OBJECTIVE:
Collect from the data below each line with "JSON".
=== PROVIDED DATA ===
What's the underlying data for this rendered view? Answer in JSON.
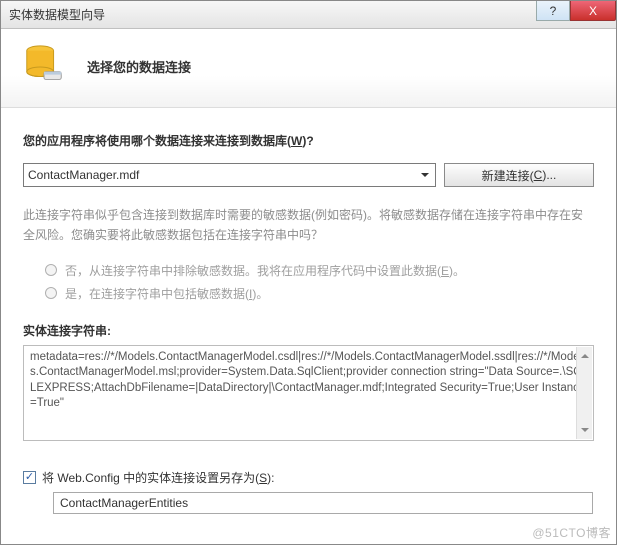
{
  "window": {
    "title": "实体数据模型向导",
    "help_glyph": "?",
    "close_glyph": "X"
  },
  "header": {
    "title": "选择您的数据连接"
  },
  "main": {
    "question_prefix": "您的应用程序将使用哪个数据连接来连接到数据库(",
    "question_key": "W",
    "question_suffix": ")?",
    "selected_connection": "ContactManager.mdf",
    "new_connection_prefix": "新建连接(",
    "new_connection_key": "C",
    "new_connection_suffix": ")...",
    "hint": "此连接字符串似乎包含连接到数据库时需要的敏感数据(例如密码)。将敏感数据存储在连接字符串中存在安全风险。您确实要将此敏感数据包括在连接字符串中吗？",
    "radio_no_prefix": "否，从连接字符串中排除敏感数据。我将在应用程序代码中设置此数据(",
    "radio_no_key": "E",
    "radio_no_suffix": ")。",
    "radio_yes_prefix": "是，在连接字符串中包括敏感数据(",
    "radio_yes_key": "I",
    "radio_yes_suffix": ")。",
    "cs_label": "实体连接字符串:",
    "connection_string": "metadata=res://*/Models.ContactManagerModel.csdl|res://*/Models.ContactManagerModel.ssdl|res://*/Models.ContactManagerModel.msl;provider=System.Data.SqlClient;provider connection string=\"Data Source=.\\SQLEXPRESS;AttachDbFilename=|DataDirectory|\\ContactManager.mdf;Integrated Security=True;User Instance=True\"",
    "save_prefix": "将 Web.Config 中的实体连接设置另存为(",
    "save_key": "S",
    "save_suffix": "):",
    "save_value": "ContactManagerEntities"
  },
  "watermark": "@51CTO博客"
}
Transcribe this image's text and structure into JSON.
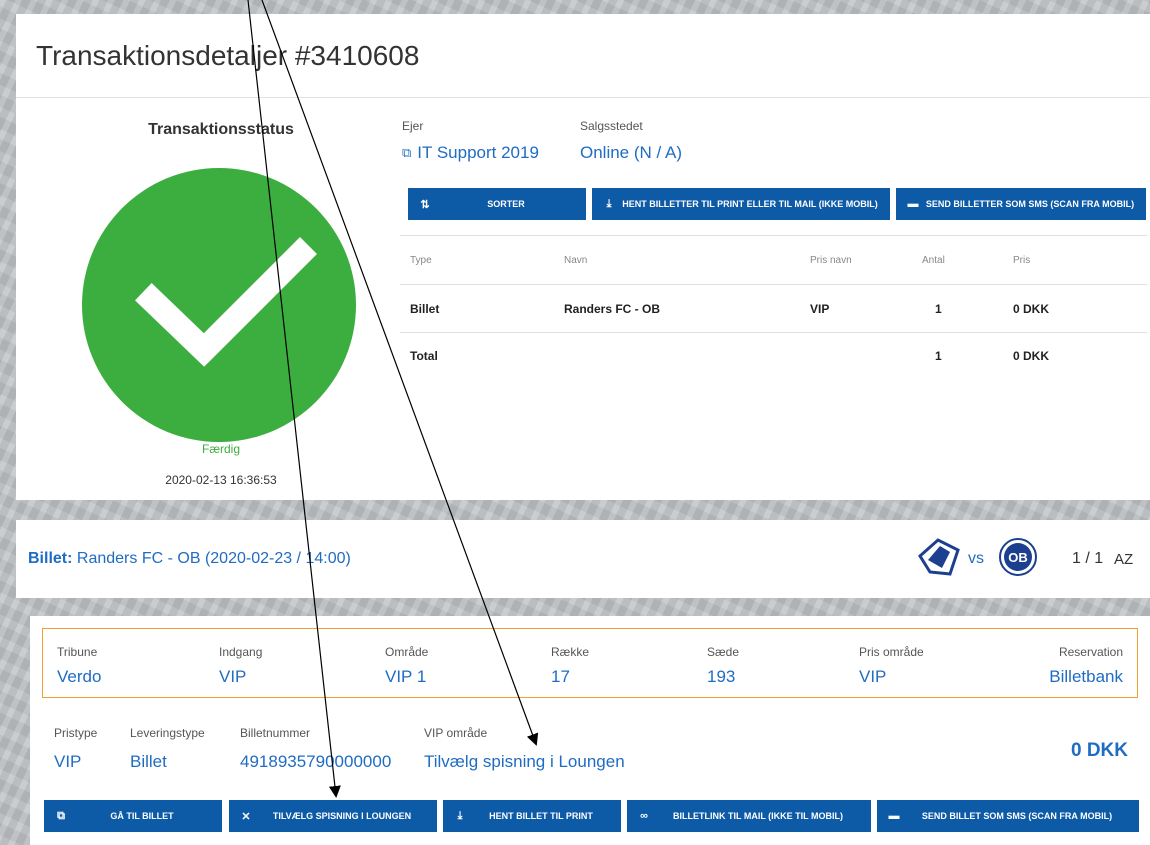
===
ANSWER FOR THIS EXERCISE:
What's the underlying data for this rendered view? Answer in JSON.
Transcribe this image's text and structure into JSON.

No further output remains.